## STATED TASK
Set down each entry from the block beneath, exactly as written.

Start

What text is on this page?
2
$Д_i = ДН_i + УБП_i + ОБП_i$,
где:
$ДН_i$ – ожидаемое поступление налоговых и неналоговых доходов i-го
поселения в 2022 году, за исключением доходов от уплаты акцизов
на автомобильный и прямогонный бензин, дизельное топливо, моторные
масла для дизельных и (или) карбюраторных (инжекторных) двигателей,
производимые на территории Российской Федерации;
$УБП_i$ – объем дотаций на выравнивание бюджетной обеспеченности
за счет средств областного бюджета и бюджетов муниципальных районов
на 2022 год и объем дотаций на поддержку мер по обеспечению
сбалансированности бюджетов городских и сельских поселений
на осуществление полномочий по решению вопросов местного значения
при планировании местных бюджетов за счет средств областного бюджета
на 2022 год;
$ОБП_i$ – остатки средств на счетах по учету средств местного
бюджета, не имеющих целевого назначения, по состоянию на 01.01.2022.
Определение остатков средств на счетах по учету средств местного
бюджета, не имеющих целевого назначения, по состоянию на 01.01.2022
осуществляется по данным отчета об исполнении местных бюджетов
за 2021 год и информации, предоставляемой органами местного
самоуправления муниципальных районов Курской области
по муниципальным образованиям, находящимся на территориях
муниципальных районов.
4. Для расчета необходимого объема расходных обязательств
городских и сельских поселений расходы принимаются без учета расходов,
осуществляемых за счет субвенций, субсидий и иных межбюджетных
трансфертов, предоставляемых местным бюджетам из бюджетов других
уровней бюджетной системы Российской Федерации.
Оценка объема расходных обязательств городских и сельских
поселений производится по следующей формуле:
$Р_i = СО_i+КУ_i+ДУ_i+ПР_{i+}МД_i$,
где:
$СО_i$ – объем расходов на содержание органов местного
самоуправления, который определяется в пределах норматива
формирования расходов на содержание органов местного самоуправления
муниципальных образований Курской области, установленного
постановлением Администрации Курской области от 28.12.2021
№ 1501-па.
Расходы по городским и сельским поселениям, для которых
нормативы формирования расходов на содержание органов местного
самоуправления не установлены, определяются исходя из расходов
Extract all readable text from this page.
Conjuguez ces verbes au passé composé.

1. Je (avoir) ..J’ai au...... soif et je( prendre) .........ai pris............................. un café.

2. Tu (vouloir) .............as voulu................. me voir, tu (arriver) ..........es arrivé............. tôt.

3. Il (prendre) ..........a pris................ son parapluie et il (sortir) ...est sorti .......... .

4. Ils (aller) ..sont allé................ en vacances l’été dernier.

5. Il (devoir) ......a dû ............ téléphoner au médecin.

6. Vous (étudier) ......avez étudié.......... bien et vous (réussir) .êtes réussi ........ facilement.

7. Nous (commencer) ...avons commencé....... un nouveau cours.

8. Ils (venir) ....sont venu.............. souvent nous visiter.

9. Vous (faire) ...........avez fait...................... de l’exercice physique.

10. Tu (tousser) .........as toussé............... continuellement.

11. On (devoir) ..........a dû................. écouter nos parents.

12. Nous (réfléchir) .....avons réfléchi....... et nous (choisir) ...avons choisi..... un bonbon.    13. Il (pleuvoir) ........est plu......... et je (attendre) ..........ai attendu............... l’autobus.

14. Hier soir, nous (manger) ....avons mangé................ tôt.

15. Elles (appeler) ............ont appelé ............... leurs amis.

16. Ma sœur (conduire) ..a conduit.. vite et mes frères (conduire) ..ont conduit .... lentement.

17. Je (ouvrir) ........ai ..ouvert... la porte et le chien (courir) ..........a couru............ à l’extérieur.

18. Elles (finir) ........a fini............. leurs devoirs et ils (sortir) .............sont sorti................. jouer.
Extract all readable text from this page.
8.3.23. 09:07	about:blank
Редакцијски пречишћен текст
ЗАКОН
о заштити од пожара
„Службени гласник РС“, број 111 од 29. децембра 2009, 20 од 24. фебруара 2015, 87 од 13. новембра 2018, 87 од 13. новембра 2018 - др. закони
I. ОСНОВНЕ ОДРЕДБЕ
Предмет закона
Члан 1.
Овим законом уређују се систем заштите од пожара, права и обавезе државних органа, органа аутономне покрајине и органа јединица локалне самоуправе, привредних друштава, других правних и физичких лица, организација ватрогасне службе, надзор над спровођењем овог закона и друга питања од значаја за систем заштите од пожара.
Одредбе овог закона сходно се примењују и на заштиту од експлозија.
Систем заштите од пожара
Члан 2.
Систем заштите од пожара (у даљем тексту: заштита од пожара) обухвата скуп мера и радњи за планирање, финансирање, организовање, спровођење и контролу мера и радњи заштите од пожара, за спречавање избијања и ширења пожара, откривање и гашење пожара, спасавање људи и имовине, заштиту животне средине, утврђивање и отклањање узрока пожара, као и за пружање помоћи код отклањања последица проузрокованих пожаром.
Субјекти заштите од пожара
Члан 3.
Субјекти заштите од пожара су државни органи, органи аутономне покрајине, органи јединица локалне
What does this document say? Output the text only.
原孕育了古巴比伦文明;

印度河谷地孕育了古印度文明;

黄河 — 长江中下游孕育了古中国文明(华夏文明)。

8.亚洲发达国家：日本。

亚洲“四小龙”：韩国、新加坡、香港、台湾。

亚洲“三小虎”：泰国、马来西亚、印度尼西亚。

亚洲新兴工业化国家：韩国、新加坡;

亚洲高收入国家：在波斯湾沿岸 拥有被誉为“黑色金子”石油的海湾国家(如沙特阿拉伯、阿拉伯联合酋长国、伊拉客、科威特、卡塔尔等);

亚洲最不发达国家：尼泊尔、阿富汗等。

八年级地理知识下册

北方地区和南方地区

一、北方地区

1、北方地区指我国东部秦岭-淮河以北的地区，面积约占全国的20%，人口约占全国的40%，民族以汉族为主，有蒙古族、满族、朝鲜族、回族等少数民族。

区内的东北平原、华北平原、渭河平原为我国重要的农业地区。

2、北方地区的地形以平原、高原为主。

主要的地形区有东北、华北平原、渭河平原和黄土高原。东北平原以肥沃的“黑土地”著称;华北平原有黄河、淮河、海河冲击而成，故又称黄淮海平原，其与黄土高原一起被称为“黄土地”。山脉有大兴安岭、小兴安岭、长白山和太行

End

## PROBLEM SOLUTION
What text is on this page?
2
$Д_i = ДН_i + УБП_i + ОБП_i$,
где:
$ДН_i$ – ожидаемое поступление налоговых и неналоговых доходов i-го
поселения в 2022 году, за исключением доходов от уплаты акцизов
на автомобильный и прямогонный бензин, дизельное топливо, моторные
масла для дизельных и (или) карбюраторных (инжекторных) двигателей,
производимые на территории Российской Федерации;
$УБП_i$ – объем дотаций на выравнивание бюджетной обеспеченности
за счет средств областного бюджета и бюджетов муниципальных районов
на 2022 год и объем дотаций на поддержку мер по обеспечению
сбалансированности бюджетов городских и сельских поселений
на осуществление полномочий по решению вопросов местного значения
при планировании местных бюджетов за счет средств областного бюджета
на 2022 год;
$ОБП_i$ – остатки средств на счетах по учету средств местного
бюджета, не имеющих целевого назначения, по состоянию на 01.01.2022.
Определение остатков средств на счетах по учету средств местного
бюджета, не имеющих целевого назначения, по состоянию на 01.01.2022
осуществляется по данным отчета об исполнении местных бюджетов
за 2021 год и информации, предоставляемой органами местного
самоуправления муниципальных районов Курской области
по муниципальным образованиям, находящимся на территориях
муниципальных районов.
4. Для расчета необходимого объема расходных обязательств
городских и сельских поселений расходы принимаются без учета расходов,
осуществляемых за счет субвенций, субсидий и иных межбюджетных
трансфертов, предоставляемых местным бюджетам из бюджетов других
уровней бюджетной системы Российской Федерации.
Оценка объема расходных обязательств городских и сельских
поселений производится по следующей формуле:
$Р_i = СО_i+КУ_i+ДУ_i+ПР_{i+}МД_i$,
где:
$СО_i$ – объем расходов на содержание органов местного
самоуправления, который определяется в пределах норматива
формирования расходов на содержание органов местного самоуправления
муниципальных образований Курской области, установленного
постановлением Администрации Курской области от 28.12.2021
№ 1501-па.
Расходы по городским и сельским поселениям, для которых
нормативы формирования расходов на содержание органов местного
самоуправления не установлены, определяются исходя из расходов
Extract all readable text from this page.
Conjuguez ces verbes au passé composé.

1. Je (avoir) ..J’ai au...... soif et je( prendre) .........ai pris............................. un café.

2. Tu (vouloir) .............as voulu................. me voir, tu (arriver) ..........es arrivé............. tôt.

3. Il (prendre) ..........a pris................ son parapluie et il (sortir) ...est sorti .......... .

4. Ils (aller) ..sont allé................ en vacances l’été dernier.

5. Il (devoir) ......a dû ............ téléphoner au médecin.

6. Vous (étudier) ......avez étudié.......... bien et vous (réussir) .êtes réussi ........ facilement.

7. Nous (commencer) ...avons commencé....... un nouveau cours.

8. Ils (venir) ....sont venu.............. souvent nous visiter.

9. Vous (faire) ...........avez fait...................... de l’exercice physique.

10. Tu (tousser) .........as toussé............... continuellement.

11. On (devoir) ..........a dû................. écouter nos parents.

12. Nous (réfléchir) .....avons réfléchi....... et nous (choisir) ...avons choisi..... un bonbon.    13. Il (pleuvoir) ........est plu......... et je (attendre) ..........ai attendu............... l’autobus.

14. Hier soir, nous (manger) ....avons mangé................ tôt.

15. Elles (appeler) ............ont appelé ............... leurs amis.

16. Ma sœur (conduire) ..a conduit.. vite et mes frères (conduire) ..ont conduit .... lentement.

17. Je (ouvrir) ........ai ..ouvert... la porte et le chien (courir) ..........a couru............ à l’extérieur.

18. Elles (finir) ........a fini............. leurs devoirs et ils (sortir) .............sont sorti................. jouer.
Extract all readable text from this page.
8.3.23. 09:07	about:blank
Редакцијски пречишћен текст
ЗАКОН
о заштити од пожара
„Службени гласник РС“, број 111 од 29. децембра 2009, 20 од 24. фебруара 2015, 87 од 13. новембра 2018, 87 од 13. новембра 2018 - др. закони
I. ОСНОВНЕ ОДРЕДБЕ
Предмет закона
Члан 1.
Овим законом уређују се систем заштите од пожара, права и обавезе државних органа, органа аутономне покрајине и органа јединица локалне самоуправе, привредних друштава, других правних и физичких лица, организација ватрогасне службе, надзор над спровођењем овог закона и друга питања од значаја за систем заштите од пожара.
Одредбе овог закона сходно се примењују и на заштиту од експлозија.
Систем заштите од пожара
Члан 2.
Систем заштите од пожара (у даљем тексту: заштита од пожара) обухвата скуп мера и радњи за планирање, финансирање, организовање, спровођење и контролу мера и радњи заштите од пожара, за спречавање избијања и ширења пожара, откривање и гашење пожара, спасавање људи и имовине, заштиту животне средине, утврђивање и отклањање узрока пожара, као и за пружање помоћи код отклањања последица проузрокованих пожаром.
Субјекти заштите од пожара
Члан 3.
Субјекти заштите од пожара су државни органи, органи аутономне покрајине, органи јединица локалне
What does this document say? Output the text only.
原孕育了古巴比伦文明;

印度河谷地孕育了古印度文明;

黄河 — 长江中下游孕育了古中国文明(华夏文明)。

8.亚洲发达国家：日本。

亚洲“四小龙”：韩国、新加坡、香港、台湾。

亚洲“三小虎”：泰国、马来西亚、印度尼西亚。

亚洲新兴工业化国家：韩国、新加坡;

亚洲高收入国家：在波斯湾沿岸 拥有被誉为“黑色金子”石油的海湾国家(如沙特阿拉伯、阿拉伯联合酋长国、伊拉客、科威特、卡塔尔等);

亚洲最不发达国家：尼泊尔、阿富汗等。

八年级地理知识下册

北方地区和南方地区

一、北方地区

1、北方地区指我国东部秦岭-淮河以北的地区，面积约占全国的20%，人口约占全国的40%，民族以汉族为主，有蒙古族、满族、朝鲜族、回族等少数民族。

区内的东北平原、华北平原、渭河平原为我国重要的农业地区。

2、北方地区的地形以平原、高原为主。

主要的地形区有东北、华北平原、渭河平原和黄土高原。东北平原以肥沃的“黑土地”著称;华北平原有黄河、淮河、海河冲击而成，故又称黄淮海平原，其与黄土高原一起被称为“黄土地”。山脉有大兴安岭、小兴安岭、长白山和太行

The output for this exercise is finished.